RECORD EXTRACTS.
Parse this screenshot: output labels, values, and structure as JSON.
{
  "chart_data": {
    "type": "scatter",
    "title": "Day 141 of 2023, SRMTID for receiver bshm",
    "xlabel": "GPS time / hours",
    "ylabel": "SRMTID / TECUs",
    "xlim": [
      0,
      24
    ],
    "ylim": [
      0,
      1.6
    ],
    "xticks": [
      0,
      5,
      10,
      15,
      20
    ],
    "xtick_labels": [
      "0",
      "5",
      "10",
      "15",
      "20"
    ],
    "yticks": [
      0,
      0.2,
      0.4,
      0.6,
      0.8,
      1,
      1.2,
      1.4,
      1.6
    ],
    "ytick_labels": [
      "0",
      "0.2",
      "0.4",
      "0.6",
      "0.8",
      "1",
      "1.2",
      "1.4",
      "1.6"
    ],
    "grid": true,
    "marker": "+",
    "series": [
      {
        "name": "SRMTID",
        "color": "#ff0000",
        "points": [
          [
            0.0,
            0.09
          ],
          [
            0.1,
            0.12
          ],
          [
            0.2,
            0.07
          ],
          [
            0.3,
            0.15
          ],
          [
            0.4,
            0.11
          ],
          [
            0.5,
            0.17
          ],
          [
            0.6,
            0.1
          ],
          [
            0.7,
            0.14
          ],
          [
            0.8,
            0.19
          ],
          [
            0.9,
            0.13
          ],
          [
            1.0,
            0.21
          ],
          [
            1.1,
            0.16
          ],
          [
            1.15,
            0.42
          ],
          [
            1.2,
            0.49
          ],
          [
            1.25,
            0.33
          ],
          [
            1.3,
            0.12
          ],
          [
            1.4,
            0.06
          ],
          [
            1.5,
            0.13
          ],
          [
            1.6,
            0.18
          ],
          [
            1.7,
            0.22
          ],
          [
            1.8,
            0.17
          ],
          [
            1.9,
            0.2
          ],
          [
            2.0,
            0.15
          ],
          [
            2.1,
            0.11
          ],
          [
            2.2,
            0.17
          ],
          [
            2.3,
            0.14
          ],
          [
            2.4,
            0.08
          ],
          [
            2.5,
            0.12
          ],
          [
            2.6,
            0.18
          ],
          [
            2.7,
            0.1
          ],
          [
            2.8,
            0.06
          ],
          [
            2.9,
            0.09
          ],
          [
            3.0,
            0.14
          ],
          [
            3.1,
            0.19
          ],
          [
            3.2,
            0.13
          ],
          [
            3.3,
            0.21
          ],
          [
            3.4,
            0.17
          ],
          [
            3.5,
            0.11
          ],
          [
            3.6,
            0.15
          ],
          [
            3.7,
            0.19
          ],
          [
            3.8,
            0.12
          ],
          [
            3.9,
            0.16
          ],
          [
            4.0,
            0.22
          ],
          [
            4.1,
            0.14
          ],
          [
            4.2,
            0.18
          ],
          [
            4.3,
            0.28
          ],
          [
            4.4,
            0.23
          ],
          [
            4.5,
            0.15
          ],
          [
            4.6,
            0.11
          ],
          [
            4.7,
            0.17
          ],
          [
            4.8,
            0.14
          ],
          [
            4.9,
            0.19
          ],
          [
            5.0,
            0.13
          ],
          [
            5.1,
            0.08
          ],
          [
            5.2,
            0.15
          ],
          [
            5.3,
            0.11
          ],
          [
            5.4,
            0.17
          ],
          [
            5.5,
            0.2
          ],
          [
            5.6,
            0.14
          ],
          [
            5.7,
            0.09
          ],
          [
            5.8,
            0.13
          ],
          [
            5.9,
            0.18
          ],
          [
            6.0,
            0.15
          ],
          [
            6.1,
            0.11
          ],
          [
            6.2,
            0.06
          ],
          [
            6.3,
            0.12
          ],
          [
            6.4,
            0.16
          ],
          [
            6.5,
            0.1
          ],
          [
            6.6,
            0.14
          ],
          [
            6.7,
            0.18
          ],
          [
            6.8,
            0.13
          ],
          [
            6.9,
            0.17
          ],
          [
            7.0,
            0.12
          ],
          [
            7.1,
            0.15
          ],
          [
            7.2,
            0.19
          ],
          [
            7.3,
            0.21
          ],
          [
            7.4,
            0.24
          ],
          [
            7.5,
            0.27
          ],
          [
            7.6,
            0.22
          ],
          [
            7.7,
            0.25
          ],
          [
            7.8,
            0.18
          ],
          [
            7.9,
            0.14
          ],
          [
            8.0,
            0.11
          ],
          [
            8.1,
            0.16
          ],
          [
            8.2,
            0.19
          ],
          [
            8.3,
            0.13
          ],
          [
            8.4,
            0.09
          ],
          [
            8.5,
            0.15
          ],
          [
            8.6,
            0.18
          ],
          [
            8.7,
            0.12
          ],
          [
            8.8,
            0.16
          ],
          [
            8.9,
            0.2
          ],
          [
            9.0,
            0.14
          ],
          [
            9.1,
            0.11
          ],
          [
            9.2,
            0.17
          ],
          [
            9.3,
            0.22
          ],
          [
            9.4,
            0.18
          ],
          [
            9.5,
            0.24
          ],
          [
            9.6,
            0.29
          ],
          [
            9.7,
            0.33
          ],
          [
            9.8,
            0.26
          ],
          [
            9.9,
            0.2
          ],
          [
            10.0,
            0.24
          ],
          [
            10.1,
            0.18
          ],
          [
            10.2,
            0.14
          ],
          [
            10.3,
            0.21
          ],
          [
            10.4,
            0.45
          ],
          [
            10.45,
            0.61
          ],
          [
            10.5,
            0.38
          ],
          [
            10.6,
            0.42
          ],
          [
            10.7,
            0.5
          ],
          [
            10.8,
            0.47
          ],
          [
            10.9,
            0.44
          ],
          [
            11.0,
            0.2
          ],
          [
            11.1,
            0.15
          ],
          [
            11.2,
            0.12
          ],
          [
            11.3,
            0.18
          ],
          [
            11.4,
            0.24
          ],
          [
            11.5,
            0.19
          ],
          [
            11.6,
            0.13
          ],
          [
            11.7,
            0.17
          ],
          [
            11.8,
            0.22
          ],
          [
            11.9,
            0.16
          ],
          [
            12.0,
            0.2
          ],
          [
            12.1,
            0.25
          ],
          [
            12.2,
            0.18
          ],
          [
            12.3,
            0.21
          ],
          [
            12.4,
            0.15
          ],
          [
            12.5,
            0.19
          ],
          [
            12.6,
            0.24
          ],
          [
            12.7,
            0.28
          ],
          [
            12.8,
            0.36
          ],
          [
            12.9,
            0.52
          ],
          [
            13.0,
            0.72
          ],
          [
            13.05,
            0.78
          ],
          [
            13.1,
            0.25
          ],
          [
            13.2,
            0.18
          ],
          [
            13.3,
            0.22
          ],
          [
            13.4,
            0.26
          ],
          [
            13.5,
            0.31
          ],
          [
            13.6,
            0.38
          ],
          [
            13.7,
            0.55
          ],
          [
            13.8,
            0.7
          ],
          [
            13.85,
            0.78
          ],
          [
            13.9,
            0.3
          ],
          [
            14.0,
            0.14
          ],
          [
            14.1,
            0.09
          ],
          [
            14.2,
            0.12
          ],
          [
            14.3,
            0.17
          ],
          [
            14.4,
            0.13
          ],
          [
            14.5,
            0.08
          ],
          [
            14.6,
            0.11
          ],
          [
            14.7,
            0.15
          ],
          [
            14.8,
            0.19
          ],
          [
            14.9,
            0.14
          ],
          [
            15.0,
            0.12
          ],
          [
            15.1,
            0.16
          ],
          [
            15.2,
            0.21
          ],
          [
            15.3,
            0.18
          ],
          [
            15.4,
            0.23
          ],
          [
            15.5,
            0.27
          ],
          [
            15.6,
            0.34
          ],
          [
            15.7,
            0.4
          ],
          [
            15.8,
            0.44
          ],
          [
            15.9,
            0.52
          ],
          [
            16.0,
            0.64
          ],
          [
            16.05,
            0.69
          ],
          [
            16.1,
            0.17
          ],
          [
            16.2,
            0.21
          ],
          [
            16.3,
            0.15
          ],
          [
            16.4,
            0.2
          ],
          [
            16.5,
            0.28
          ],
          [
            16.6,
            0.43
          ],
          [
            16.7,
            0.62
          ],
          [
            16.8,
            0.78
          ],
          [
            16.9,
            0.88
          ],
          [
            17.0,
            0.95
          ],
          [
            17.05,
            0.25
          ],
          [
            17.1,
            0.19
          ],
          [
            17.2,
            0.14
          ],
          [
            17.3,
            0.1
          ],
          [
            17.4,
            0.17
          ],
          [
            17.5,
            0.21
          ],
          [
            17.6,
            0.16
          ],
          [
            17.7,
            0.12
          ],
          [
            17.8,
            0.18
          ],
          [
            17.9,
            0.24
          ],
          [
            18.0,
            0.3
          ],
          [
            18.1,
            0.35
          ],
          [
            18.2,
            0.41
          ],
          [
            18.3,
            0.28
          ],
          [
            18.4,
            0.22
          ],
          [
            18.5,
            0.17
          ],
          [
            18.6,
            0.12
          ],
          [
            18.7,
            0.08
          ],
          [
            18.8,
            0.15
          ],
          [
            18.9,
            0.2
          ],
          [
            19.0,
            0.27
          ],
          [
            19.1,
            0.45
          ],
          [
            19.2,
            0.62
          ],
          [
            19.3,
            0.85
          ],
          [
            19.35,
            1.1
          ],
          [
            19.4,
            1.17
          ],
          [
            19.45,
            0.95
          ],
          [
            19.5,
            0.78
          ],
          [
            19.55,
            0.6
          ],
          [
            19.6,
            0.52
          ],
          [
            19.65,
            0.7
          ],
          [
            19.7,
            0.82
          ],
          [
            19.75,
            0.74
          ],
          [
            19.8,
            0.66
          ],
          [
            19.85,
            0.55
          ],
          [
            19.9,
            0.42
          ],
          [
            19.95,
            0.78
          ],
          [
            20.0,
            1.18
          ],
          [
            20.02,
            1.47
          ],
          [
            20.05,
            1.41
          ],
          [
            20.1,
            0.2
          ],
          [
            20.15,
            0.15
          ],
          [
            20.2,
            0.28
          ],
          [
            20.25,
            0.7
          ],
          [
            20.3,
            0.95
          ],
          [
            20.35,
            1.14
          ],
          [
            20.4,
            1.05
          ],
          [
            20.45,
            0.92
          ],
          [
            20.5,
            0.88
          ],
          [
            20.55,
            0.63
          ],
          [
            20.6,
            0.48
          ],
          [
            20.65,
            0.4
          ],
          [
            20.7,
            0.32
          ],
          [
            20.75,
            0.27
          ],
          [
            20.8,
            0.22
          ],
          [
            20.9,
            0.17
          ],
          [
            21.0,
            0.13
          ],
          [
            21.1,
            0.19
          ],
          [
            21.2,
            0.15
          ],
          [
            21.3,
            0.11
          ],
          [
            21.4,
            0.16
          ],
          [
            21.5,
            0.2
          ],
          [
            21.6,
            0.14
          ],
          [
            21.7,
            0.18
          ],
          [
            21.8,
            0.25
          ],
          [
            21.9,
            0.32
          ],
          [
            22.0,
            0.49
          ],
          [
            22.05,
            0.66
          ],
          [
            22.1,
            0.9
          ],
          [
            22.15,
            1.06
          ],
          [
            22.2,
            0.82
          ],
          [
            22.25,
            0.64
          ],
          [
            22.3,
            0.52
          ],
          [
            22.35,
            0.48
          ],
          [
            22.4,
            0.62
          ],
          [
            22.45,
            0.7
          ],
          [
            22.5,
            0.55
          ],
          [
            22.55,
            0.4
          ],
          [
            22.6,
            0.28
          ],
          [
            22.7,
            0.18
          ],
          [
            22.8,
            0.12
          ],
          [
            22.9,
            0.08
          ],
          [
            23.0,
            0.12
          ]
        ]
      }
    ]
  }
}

REQUIREMENT.
Go through the material line by line. Show each line that contains the string "SRMTID".

OUTPUT OF THE EXERCISE.
    "title": "Day 141 of 2023, SRMTID for receiver bshm",
    "ylabel": "SRMTID / TECUs",
        "name": "SRMTID",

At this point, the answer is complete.